**Data in this exercise**:
>> start
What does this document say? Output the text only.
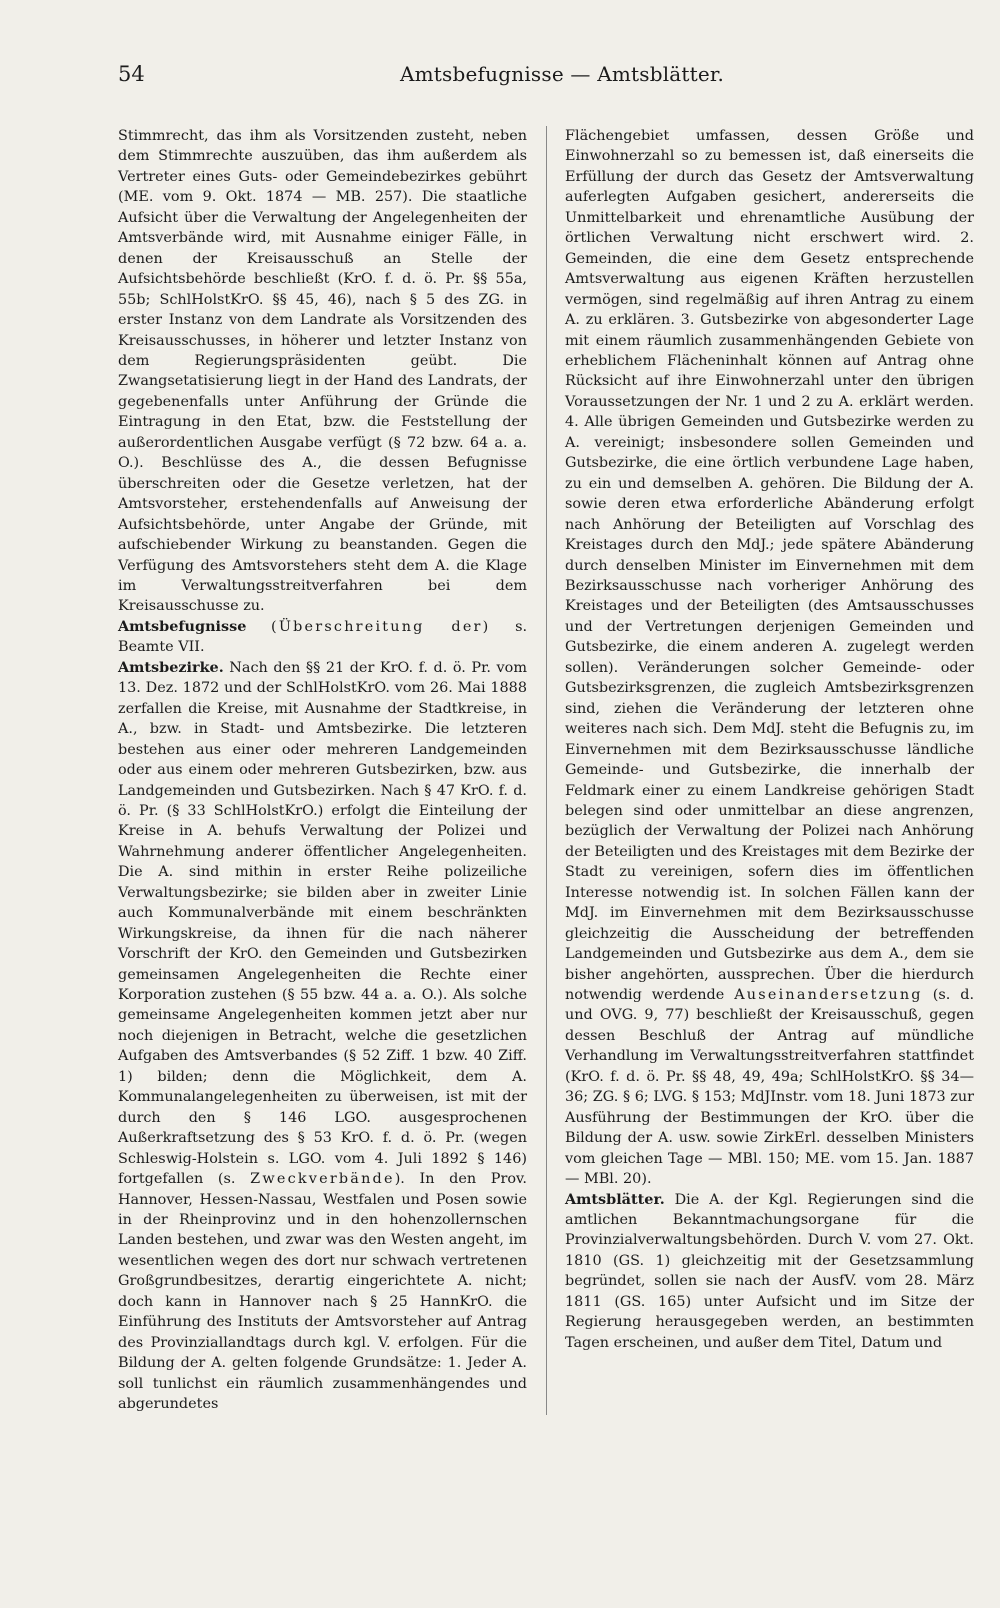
54	Amtsbefugnisse — Amtsblätter.

Stimmrecht, das ihm als Vorsitzenden zusteht, neben dem Stimmrechte auszuüben, das ihm außerdem als Vertreter eines Guts- oder Gemeindebezirkes gebührt (ME. vom 9. Okt. 1874 — MB. 257). Die staatliche Aufsicht über die Verwaltung der Angelegenheiten der Amtsverbände wird, mit Ausnahme einiger Fälle, in denen der Kreisausschuß an Stelle der Aufsichtsbehörde beschließt (KrO. f. d. ö. Pr. §§ 55a, 55b; SchlHolstKrO. §§ 45, 46), nach § 5 des ZG. in erster Instanz von dem Landrate als Vorsitzenden des Kreisausschusses, in höherer und letzter Instanz von dem Regierungspräsidenten geübt. Die Zwangsetatisierung liegt in der Hand des Landrats, der gegebenenfalls unter Anführung der Gründe die Eintragung in den Etat, bzw. die Feststellung der außerordentlichen Ausgabe verfügt (§ 72 bzw. 64 a. a. O.). Beschlüsse des A., die dessen Befugnisse überschreiten oder die Gesetze verletzen, hat der Amtsvorsteher, erstehendenfalls auf Anweisung der Aufsichtsbehörde, unter Angabe der Gründe, mit aufschiebender Wirkung zu beanstanden. Gegen die Verfügung des Amtsvorstehers steht dem A. die Klage im Verwaltungsstreitverfahren bei dem Kreisausschusse zu.

Amtsbefugnisse (Überschreitung der) s. Beamte VII.

Amtsbezirke. Nach den §§ 21 der KrO. f. d. ö. Pr. vom 13. Dez. 1872 und der SchlHolstKrO. vom 26. Mai 1888 zerfallen die Kreise, mit Ausnahme der Stadtkreise, in A., bzw. in Stadt- und Amtsbezirke. Die letzteren bestehen aus einer oder mehreren Landgemeinden oder aus einem oder mehreren Gutsbezirken, bzw. aus Landgemeinden und Gutsbezirken. Nach § 47 KrO. f. d. ö. Pr. (§ 33 SchlHolstKrO.) erfolgt die Einteilung der Kreise in A. behufs Verwaltung der Polizei und Wahrnehmung anderer öffentlicher Angelegenheiten. Die A. sind mithin in erster Reihe polizeiliche Verwaltungsbezirke; sie bilden aber in zweiter Linie auch Kommunalverbände mit einem beschränkten Wirkungskreise, da ihnen für die nach näherer Vorschrift der KrO. den Gemeinden und Gutsbezirken gemeinsamen Angelegenheiten die Rechte einer Korporation zustehen (§ 55 bzw. 44 a. a. O.). Als solche gemeinsame Angelegenheiten kommen jetzt aber nur noch diejenigen in Betracht, welche die gesetzlichen Aufgaben des Amtsverbandes (§ 52 Ziff. 1 bzw. 40 Ziff. 1) bilden; denn die Möglichkeit, dem A. Kommunalangelegenheiten zu überweisen, ist mit der durch den § 146 LGO. ausgesprochenen Außerkraftsetzung des § 53 KrO. f. d. ö. Pr. (wegen Schleswig-Holstein s. LGO. vom 4. Juli 1892 § 146) fortgefallen (s. Zweckverbände). In den Prov. Hannover, Hessen-Nassau, Westfalen und Posen sowie in der Rheinprovinz und in den hohenzollernschen Landen bestehen, und zwar was den Westen angeht, im wesentlichen wegen des dort nur schwach vertretenen Großgrundbesitzes, derartig eingerichtete A. nicht; doch kann in Hannover nach § 25 HannKrO. die Einführung des Instituts der Amtsvorsteher auf Antrag des Provinziallandtags durch kgl. V. erfolgen. Für die Bildung der A. gelten folgende Grundsätze: 1. Jeder A. soll tunlichst ein räumlich zusammenhängendes und abgerundetes

Flächengebiet umfassen, dessen Größe und Einwohnerzahl so zu bemessen ist, daß einerseits die Erfüllung der durch das Gesetz der Amtsverwaltung auferlegten Aufgaben gesichert, andererseits die Unmittelbarkeit und ehrenamtliche Ausübung der örtlichen Verwaltung nicht erschwert wird. 2. Gemeinden, die eine dem Gesetz entsprechende Amtsverwaltung aus eigenen Kräften herzustellen vermögen, sind regelmäßig auf ihren Antrag zu einem A. zu erklären. 3. Gutsbezirke von abgesonderter Lage mit einem räumlich zusammenhängenden Gebiete von erheblichem Flächeninhalt können auf Antrag ohne Rücksicht auf ihre Einwohnerzahl unter den übrigen Voraussetzungen der Nr. 1 und 2 zu A. erklärt werden. 4. Alle übrigen Gemeinden und Gutsbezirke werden zu A. vereinigt; insbesondere sollen Gemeinden und Gutsbezirke, die eine örtlich verbundene Lage haben, zu ein und demselben A. gehören. Die Bildung der A. sowie deren etwa erforderliche Abänderung erfolgt nach Anhörung der Beteiligten auf Vorschlag des Kreistages durch den MdJ.; jede spätere Abänderung durch denselben Minister im Einvernehmen mit dem Bezirksausschusse nach vorheriger Anhörung des Kreistages und der Beteiligten (des Amtsausschusses und der Vertretungen derjenigen Gemeinden und Gutsbezirke, die einem anderen A. zugelegt werden sollen). Veränderungen solcher Gemeinde- oder Gutsbezirksgrenzen, die zugleich Amtsbezirksgrenzen sind, ziehen die Veränderung der letzteren ohne weiteres nach sich. Dem MdJ. steht die Befugnis zu, im Einvernehmen mit dem Bezirksausschusse ländliche Gemeinde- und Gutsbezirke, die innerhalb der Feldmark einer zu einem Landkreise gehörigen Stadt belegen sind oder unmittelbar an diese angrenzen, bezüglich der Verwaltung der Polizei nach Anhörung der Beteiligten und des Kreistages mit dem Bezirke der Stadt zu vereinigen, sofern dies im öffentlichen Interesse notwendig ist. In solchen Fällen kann der MdJ. im Einvernehmen mit dem Bezirksausschusse gleichzeitig die Ausscheidung der betreffenden Landgemeinden und Gutsbezirke aus dem A., dem sie bisher angehörten, aussprechen. Über die hierdurch notwendig werdende Auseinandersetzung (s. d. und OVG. 9, 77) beschließt der Kreisausschuß, gegen dessen Beschluß der Antrag auf mündliche Verhandlung im Verwaltungsstreitverfahren stattfindet (KrO. f. d. ö. Pr. §§ 48, 49, 49a; SchlHolstKrO. §§ 34—36; ZG. § 6; LVG. § 153; MdJInstr. vom 18. Juni 1873 zur Ausführung der Bestimmungen der KrO. über die Bildung der A. usw. sowie ZirkErl. desselben Ministers vom gleichen Tage — MBl. 150; ME. vom 15. Jan. 1887 — MBl. 20).

Amtsblätter. Die A. der Kgl. Regierungen sind die amtlichen Bekanntmachungsorgane für die Provinzialverwaltungsbehörden. Durch V. vom 27. Okt. 1810 (GS. 1) gleichzeitig mit der Gesetzsammlung begründet, sollen sie nach der AusfV. vom 28. März 1811 (GS. 165) unter Aufsicht und im Sitze der Regierung herausgegeben werden, an bestimmten Tagen erscheinen, und außer dem Titel, Datum und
>> end
**Exercise description**:
Your task is to gather every line with the word "Amtsbefugnisse" and copy it.

**Answer to the exercise**:
54	Amtsbefugnisse — Amtsblätter.
Amtsbefugnisse (Überschreitung der) s. Beamte VII.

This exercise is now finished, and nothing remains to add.